Saved entries:
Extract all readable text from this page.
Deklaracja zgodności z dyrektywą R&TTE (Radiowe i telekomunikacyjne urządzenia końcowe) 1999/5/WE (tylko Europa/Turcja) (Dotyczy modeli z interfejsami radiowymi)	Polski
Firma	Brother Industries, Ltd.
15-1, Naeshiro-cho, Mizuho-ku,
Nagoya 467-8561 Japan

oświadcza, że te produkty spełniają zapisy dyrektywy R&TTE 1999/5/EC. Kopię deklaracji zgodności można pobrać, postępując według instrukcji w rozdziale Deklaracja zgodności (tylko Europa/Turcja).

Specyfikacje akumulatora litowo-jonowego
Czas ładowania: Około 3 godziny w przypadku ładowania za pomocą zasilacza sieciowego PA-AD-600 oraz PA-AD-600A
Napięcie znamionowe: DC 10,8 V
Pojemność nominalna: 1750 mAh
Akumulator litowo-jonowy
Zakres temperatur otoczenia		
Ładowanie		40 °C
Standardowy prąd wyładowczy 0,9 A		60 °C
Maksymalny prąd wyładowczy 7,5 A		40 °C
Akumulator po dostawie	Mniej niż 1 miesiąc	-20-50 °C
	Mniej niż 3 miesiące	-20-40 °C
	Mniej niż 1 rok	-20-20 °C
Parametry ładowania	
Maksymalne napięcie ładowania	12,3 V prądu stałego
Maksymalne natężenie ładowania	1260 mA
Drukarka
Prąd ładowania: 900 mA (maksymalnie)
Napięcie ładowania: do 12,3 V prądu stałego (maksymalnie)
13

**DIRECTIONS**
Show every line of the records above that contains the word "wyładowczy".

**RESULT FOR THIS EXERCISE**
Standardowy prąd wyładowczy 0,9 A		60 °C
Maksymalny prąd wyładowczy 7,5 A		40 °C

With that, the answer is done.